(WHAT YOU NEED TO DO)
In the records below, find each line containing the word "registraron" and copy it.

* BEGIN SUPPLIED RECORDS *

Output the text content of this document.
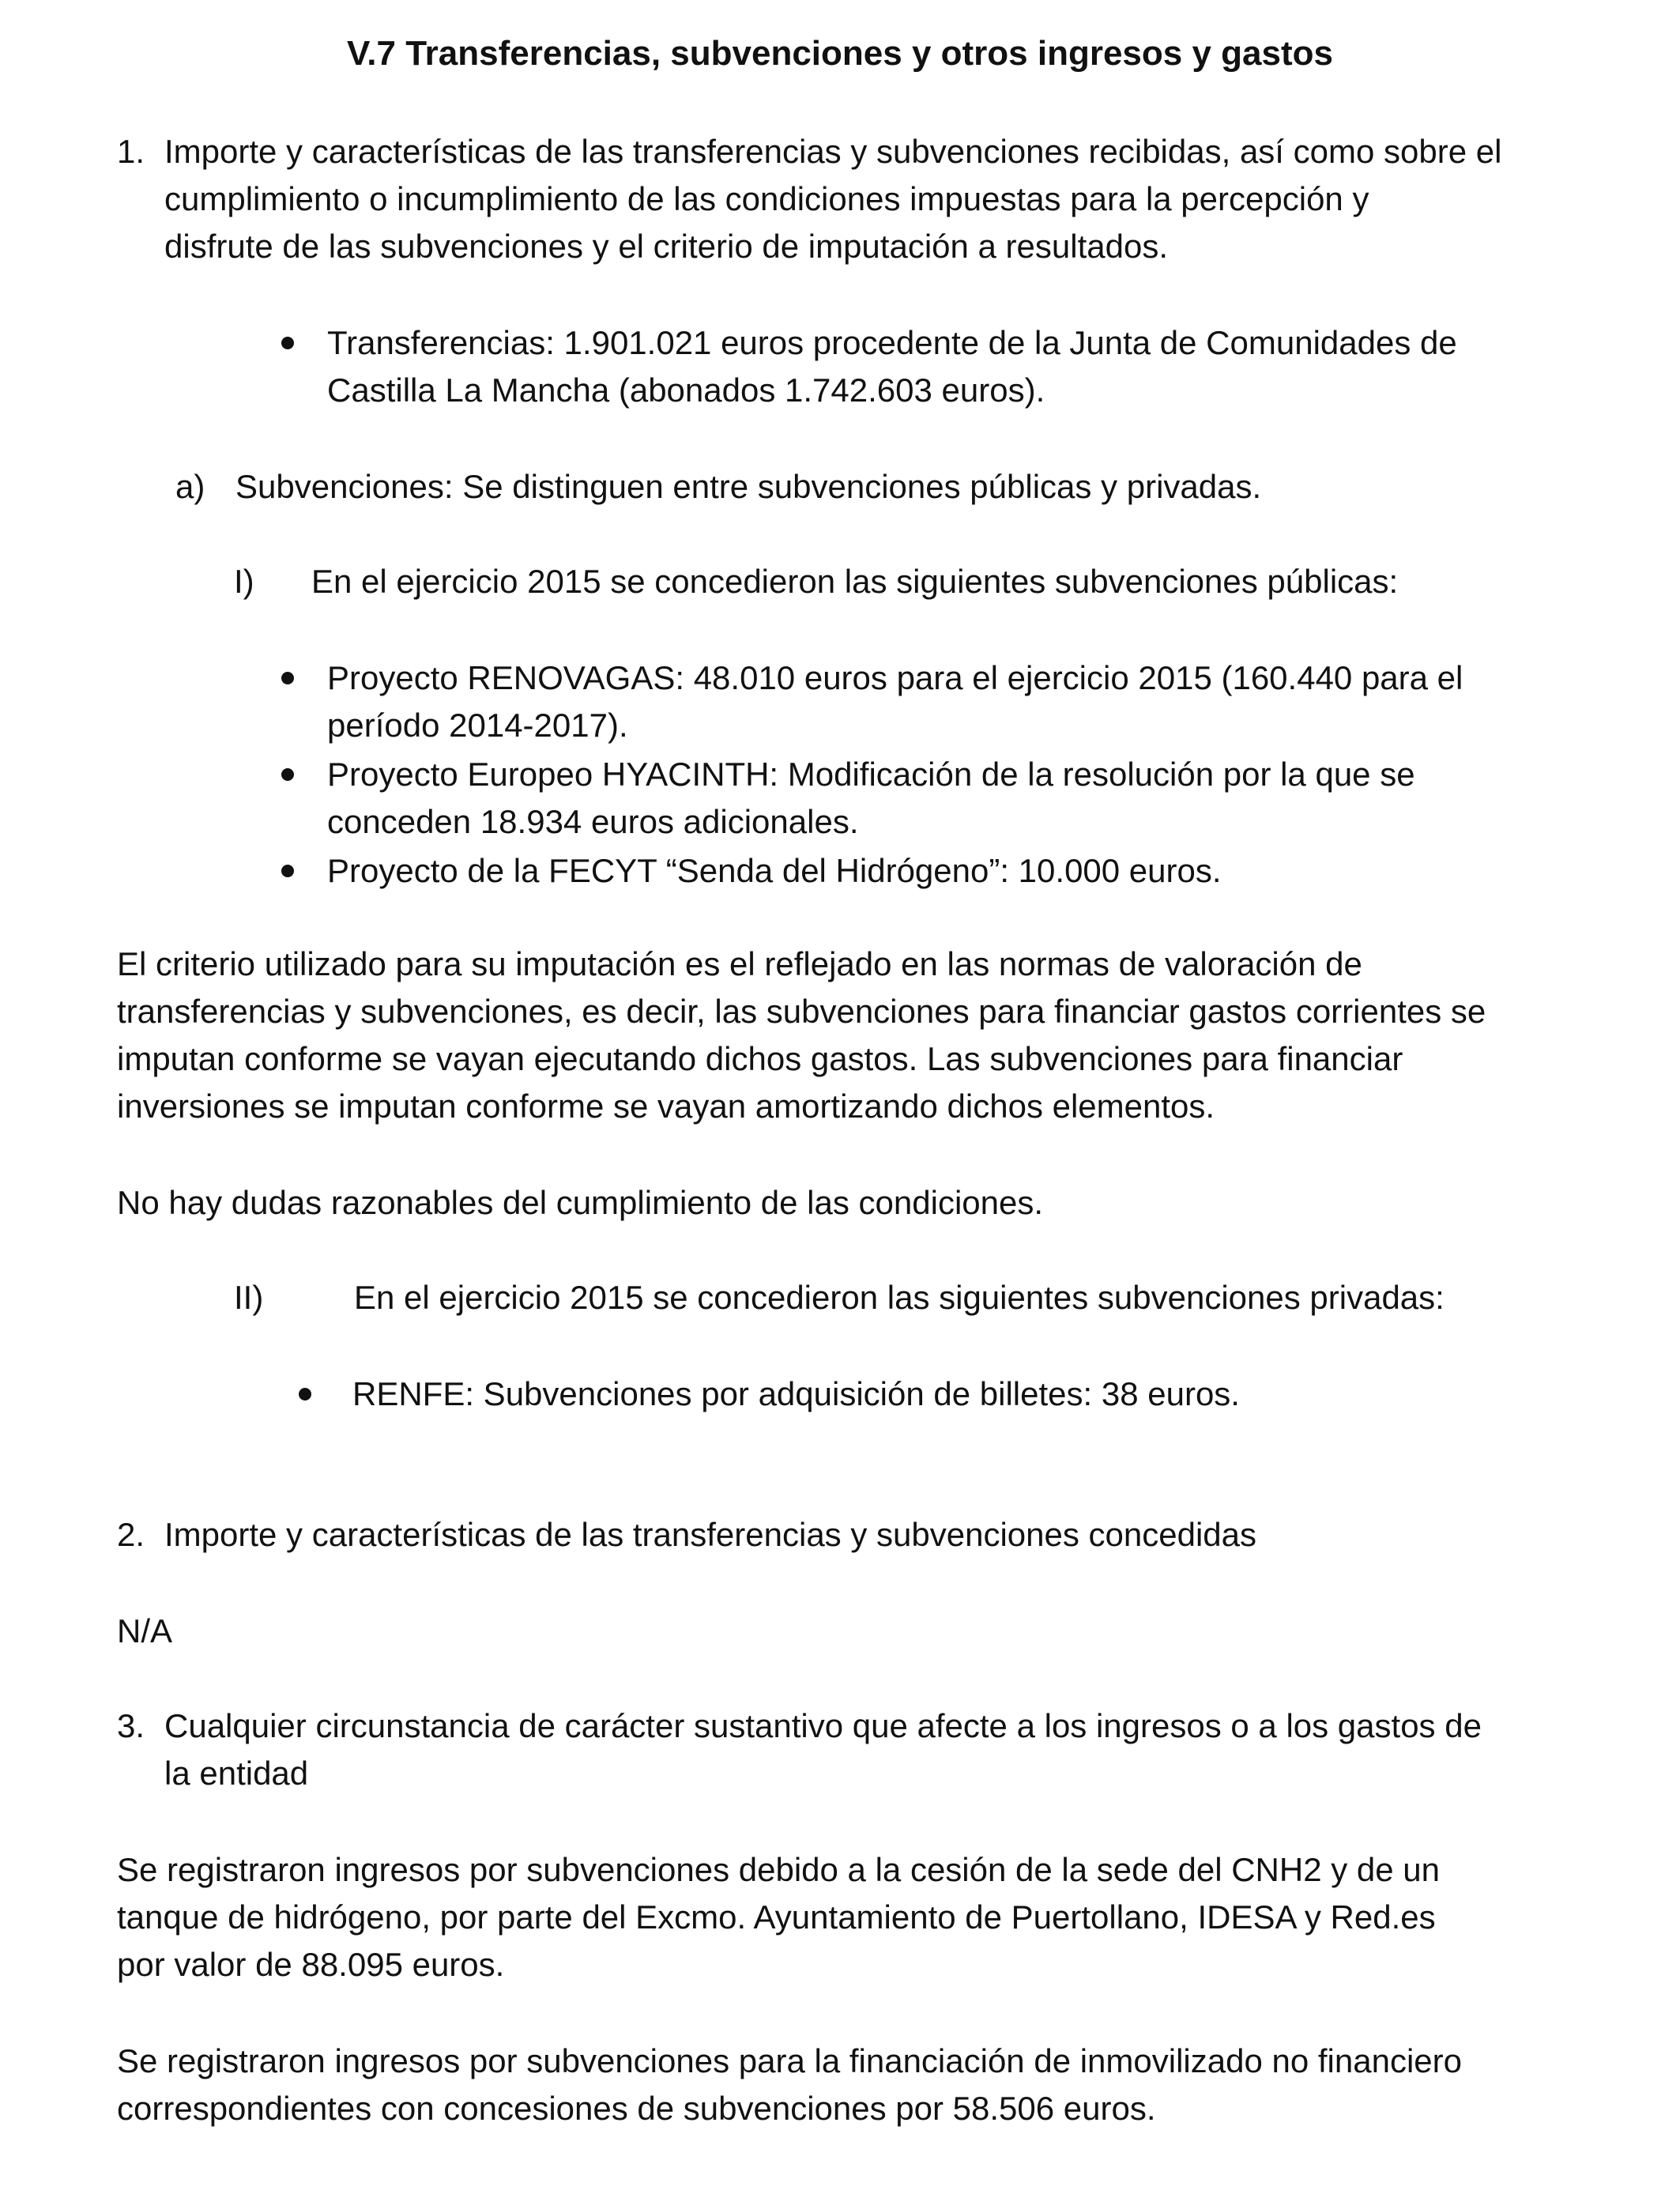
V.7 Transferencias, subvenciones y otros ingresos y gastos
1. Importe y características de las transferencias y subvenciones recibidas, así como sobre el
cumplimiento o incumplimiento de las condiciones impuestas para la percepción y
disfrute de las subvenciones y el criterio de imputación a resultados.
Transferencias: 1.901.021 euros procedente de la Junta de Comunidades de
Castilla La Mancha (abonados 1.742.603 euros).
a) Subvenciones: Se distinguen entre subvenciones públicas y privadas.
I) En el ejercicio 2015 se concedieron las siguientes subvenciones públicas:
Proyecto RENOVAGAS: 48.010 euros para el ejercicio 2015 (160.440 para el
período 2014-2017).
Proyecto Europeo HYACINTH: Modificación de la resolución por la que se
conceden 18.934 euros adicionales.
Proyecto de la FECYT “Senda del Hidrógeno”: 10.000 euros.
El criterio utilizado para su imputación es el reflejado en las normas de valoración de
transferencias y subvenciones, es decir, las subvenciones para financiar gastos corrientes se
imputan conforme se vayan ejecutando dichos gastos. Las subvenciones para financiar
inversiones se imputan conforme se vayan amortizando dichos elementos.
No hay dudas razonables del cumplimiento de las condiciones.
II)	En el ejercicio 2015 se concedieron las siguientes subvenciones privadas:
RENFE: Subvenciones por adquisición de billetes: 38 euros.
2. Importe y características de las transferencias y subvenciones concedidas
N/A
3. Cualquier circunstancia de carácter sustantivo que afecte a los ingresos o a los gastos de
la entidad
Se registraron ingresos por subvenciones debido a la cesión de la sede del CNH2 y de un
tanque de hidrógeno, por parte del Excmo. Ayuntamiento de Puertollano, IDESA y Red.es
por valor de 88.095 euros.
Se registraron ingresos por subvenciones para la financiación de inmovilizado no financiero
correspondientes con concesiones de subvenciones por 58.506 euros.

* END SUPPLIED RECORDS *

(FULL RESPONSE)
Se registraron ingresos por subvenciones debido a la cesión de la sede del CNH2 y de un
Se registraron ingresos por subvenciones para la financiación de inmovilizado no financiero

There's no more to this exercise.